### Given request
Update the items below by replacing each occurrence of "month-separator-gridline" with "month-divider-line", leaving all other text unchanged.

Records:
Start
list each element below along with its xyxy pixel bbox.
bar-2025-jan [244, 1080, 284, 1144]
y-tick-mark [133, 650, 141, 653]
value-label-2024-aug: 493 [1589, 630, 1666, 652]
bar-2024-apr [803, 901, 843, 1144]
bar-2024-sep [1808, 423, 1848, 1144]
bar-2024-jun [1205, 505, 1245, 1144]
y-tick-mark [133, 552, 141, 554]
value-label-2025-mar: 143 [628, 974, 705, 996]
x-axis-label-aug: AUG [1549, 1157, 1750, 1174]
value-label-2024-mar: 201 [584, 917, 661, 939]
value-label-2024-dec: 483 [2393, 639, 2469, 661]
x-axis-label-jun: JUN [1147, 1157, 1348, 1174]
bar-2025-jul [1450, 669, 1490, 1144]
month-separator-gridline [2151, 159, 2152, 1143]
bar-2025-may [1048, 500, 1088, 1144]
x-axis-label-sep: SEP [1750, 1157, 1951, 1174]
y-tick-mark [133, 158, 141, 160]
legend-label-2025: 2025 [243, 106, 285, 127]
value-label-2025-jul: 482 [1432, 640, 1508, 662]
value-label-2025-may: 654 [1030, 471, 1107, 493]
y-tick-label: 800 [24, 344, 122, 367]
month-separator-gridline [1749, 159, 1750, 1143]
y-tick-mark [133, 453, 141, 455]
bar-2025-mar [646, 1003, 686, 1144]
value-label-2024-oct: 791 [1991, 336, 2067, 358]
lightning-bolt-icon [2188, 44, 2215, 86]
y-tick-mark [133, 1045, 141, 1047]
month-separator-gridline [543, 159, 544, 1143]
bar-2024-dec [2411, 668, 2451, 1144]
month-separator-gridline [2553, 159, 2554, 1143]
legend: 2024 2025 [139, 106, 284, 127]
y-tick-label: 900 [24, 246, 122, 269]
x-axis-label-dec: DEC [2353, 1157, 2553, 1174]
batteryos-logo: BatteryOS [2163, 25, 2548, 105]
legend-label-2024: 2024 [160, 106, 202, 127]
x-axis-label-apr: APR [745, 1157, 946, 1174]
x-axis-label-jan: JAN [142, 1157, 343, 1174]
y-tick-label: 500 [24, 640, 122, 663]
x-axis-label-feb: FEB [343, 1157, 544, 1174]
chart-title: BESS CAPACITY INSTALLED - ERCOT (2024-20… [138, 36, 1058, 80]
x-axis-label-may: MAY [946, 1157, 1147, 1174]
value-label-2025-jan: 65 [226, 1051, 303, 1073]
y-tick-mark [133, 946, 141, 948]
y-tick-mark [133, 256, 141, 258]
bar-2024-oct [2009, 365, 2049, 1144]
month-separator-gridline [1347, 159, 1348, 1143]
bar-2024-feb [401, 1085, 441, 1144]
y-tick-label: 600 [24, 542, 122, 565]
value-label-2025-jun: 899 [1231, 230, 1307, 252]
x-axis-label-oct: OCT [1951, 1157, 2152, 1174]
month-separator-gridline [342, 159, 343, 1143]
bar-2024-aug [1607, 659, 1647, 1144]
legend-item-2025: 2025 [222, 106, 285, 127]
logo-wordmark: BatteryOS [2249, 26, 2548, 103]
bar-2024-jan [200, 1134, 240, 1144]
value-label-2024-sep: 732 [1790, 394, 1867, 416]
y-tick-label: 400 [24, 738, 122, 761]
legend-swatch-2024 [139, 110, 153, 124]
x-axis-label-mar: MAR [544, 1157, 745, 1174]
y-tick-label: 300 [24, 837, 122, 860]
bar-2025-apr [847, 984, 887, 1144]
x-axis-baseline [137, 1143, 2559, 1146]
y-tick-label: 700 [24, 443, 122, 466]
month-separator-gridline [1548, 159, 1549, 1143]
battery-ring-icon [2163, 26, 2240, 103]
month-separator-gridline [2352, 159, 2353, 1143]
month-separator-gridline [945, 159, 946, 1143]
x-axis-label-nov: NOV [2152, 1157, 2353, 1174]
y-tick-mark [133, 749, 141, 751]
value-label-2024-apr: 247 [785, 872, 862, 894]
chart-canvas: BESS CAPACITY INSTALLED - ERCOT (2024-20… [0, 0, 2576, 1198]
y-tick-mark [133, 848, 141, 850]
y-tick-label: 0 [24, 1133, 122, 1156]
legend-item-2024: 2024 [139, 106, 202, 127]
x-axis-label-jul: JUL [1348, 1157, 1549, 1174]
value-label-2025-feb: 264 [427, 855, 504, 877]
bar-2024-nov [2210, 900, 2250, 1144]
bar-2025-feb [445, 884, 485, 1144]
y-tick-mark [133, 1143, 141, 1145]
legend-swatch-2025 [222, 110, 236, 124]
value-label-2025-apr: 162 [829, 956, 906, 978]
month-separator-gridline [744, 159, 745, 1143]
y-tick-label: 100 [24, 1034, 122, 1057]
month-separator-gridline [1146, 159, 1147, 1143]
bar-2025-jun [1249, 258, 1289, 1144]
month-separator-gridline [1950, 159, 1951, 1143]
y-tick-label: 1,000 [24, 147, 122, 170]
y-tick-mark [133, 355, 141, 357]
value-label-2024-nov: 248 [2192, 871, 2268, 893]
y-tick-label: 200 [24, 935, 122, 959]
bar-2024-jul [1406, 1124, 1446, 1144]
End
### Exercise output
list each element below along with its xyxy pixel bbox.
bar-2025-jan [244, 1080, 284, 1144]
y-tick-mark [133, 650, 141, 653]
value-label-2024-aug: 493 [1589, 630, 1666, 652]
bar-2024-apr [803, 901, 843, 1144]
bar-2024-sep [1808, 423, 1848, 1144]
bar-2024-jun [1205, 505, 1245, 1144]
y-tick-mark [133, 552, 141, 554]
value-label-2025-mar: 143 [628, 974, 705, 996]
x-axis-label-aug: AUG [1549, 1157, 1750, 1174]
value-label-2024-mar: 201 [584, 917, 661, 939]
value-label-2024-dec: 483 [2393, 639, 2469, 661]
x-axis-label-jun: JUN [1147, 1157, 1348, 1174]
bar-2025-jul [1450, 669, 1490, 1144]
month-divider-line [2151, 159, 2152, 1143]
bar-2025-may [1048, 500, 1088, 1144]
x-axis-label-sep: SEP [1750, 1157, 1951, 1174]
y-tick-mark [133, 158, 141, 160]
legend-label-2025: 2025 [243, 106, 285, 127]
value-label-2025-jul: 482 [1432, 640, 1508, 662]
value-label-2025-may: 654 [1030, 471, 1107, 493]
y-tick-label: 800 [24, 344, 122, 367]
month-divider-line [1749, 159, 1750, 1143]
y-tick-mark [133, 453, 141, 455]
bar-2025-mar [646, 1003, 686, 1144]
value-label-2024-oct: 791 [1991, 336, 2067, 358]
lightning-bolt-icon [2188, 44, 2215, 86]
y-tick-mark [133, 1045, 141, 1047]
month-divider-line [543, 159, 544, 1143]
bar-2024-dec [2411, 668, 2451, 1144]
month-divider-line [2553, 159, 2554, 1143]
legend: 2024 2025 [139, 106, 284, 127]
y-tick-label: 900 [24, 246, 122, 269]
x-axis-label-dec: DEC [2353, 1157, 2553, 1174]
batteryos-logo: BatteryOS [2163, 25, 2548, 105]
legend-label-2024: 2024 [160, 106, 202, 127]
x-axis-label-apr: APR [745, 1157, 946, 1174]
x-axis-label-jan: JAN [142, 1157, 343, 1174]
y-tick-label: 500 [24, 640, 122, 663]
x-axis-label-feb: FEB [343, 1157, 544, 1174]
chart-title: BESS CAPACITY INSTALLED - ERCOT (2024-20… [138, 36, 1058, 80]
x-axis-label-may: MAY [946, 1157, 1147, 1174]
value-label-2025-jan: 65 [226, 1051, 303, 1073]
y-tick-mark [133, 946, 141, 948]
y-tick-mark [133, 256, 141, 258]
bar-2024-oct [2009, 365, 2049, 1144]
month-divider-line [1347, 159, 1348, 1143]
bar-2024-feb [401, 1085, 441, 1144]
y-tick-label: 600 [24, 542, 122, 565]
value-label-2025-jun: 899 [1231, 230, 1307, 252]
x-axis-label-oct: OCT [1951, 1157, 2152, 1174]
month-divider-line [342, 159, 343, 1143]
bar-2024-aug [1607, 659, 1647, 1144]
legend-item-2025: 2025 [222, 106, 285, 127]
logo-wordmark: BatteryOS [2249, 26, 2548, 103]
bar-2024-jan [200, 1134, 240, 1144]
value-label-2024-sep: 732 [1790, 394, 1867, 416]
y-tick-label: 400 [24, 738, 122, 761]
legend-swatch-2024 [139, 110, 153, 124]
x-axis-label-mar: MAR [544, 1157, 745, 1174]
y-tick-label: 300 [24, 837, 122, 860]
bar-2025-apr [847, 984, 887, 1144]
x-axis-baseline [137, 1143, 2559, 1146]
y-tick-label: 700 [24, 443, 122, 466]
month-divider-line [1548, 159, 1549, 1143]
battery-ring-icon [2163, 26, 2240, 103]
month-divider-line [2352, 159, 2353, 1143]
month-divider-line [945, 159, 946, 1143]
x-axis-label-nov: NOV [2152, 1157, 2353, 1174]
y-tick-mark [133, 749, 141, 751]
value-label-2024-apr: 247 [785, 872, 862, 894]
chart-canvas: BESS CAPACITY INSTALLED - ERCOT (2024-20… [0, 0, 2576, 1198]
y-tick-mark [133, 848, 141, 850]
y-tick-label: 0 [24, 1133, 122, 1156]
legend-item-2024: 2024 [139, 106, 202, 127]
x-axis-label-jul: JUL [1348, 1157, 1549, 1174]
value-label-2025-feb: 264 [427, 855, 504, 877]
bar-2024-nov [2210, 900, 2250, 1144]
bar-2025-feb [445, 884, 485, 1144]
y-tick-mark [133, 1143, 141, 1145]
legend-swatch-2025 [222, 110, 236, 124]
value-label-2025-apr: 162 [829, 956, 906, 978]
month-divider-line [744, 159, 745, 1143]
y-tick-label: 100 [24, 1034, 122, 1057]
month-divider-line [1146, 159, 1147, 1143]
bar-2025-jun [1249, 258, 1289, 1144]
month-divider-line [1950, 159, 1951, 1143]
y-tick-label: 1,000 [24, 147, 122, 170]
y-tick-mark [133, 355, 141, 357]
value-label-2024-nov: 248 [2192, 871, 2268, 893]
y-tick-label: 200 [24, 935, 122, 959]
bar-2024-jul [1406, 1124, 1446, 1144]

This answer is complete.